Exercise description » Find each line with the string "type" and report it.

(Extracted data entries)
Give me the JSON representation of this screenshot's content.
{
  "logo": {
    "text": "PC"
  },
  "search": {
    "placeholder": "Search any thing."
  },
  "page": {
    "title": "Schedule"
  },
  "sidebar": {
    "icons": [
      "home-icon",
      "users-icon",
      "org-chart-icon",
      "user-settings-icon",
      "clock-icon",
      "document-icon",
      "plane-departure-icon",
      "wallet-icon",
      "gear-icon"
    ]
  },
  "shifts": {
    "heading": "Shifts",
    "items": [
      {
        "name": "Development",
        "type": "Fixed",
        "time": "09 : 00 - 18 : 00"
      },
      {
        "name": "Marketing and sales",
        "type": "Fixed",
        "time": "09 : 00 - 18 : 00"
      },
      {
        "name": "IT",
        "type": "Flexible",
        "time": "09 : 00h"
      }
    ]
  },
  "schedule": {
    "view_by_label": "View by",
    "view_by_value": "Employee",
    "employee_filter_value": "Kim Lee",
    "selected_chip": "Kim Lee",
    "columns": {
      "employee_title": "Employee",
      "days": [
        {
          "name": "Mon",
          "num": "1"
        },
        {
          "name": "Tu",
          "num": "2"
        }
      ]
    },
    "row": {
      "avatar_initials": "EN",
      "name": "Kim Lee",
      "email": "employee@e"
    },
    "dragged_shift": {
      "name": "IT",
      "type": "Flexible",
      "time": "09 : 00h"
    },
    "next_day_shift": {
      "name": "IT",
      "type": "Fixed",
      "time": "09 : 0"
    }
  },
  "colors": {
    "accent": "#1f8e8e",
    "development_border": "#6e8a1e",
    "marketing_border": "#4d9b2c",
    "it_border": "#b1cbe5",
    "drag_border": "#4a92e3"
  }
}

Answer to this exercise »
        "type": "Fixed",
        "type": "Fixed",
        "type": "Flexible",
      "type": "Flexible",
      "type": "Fixed",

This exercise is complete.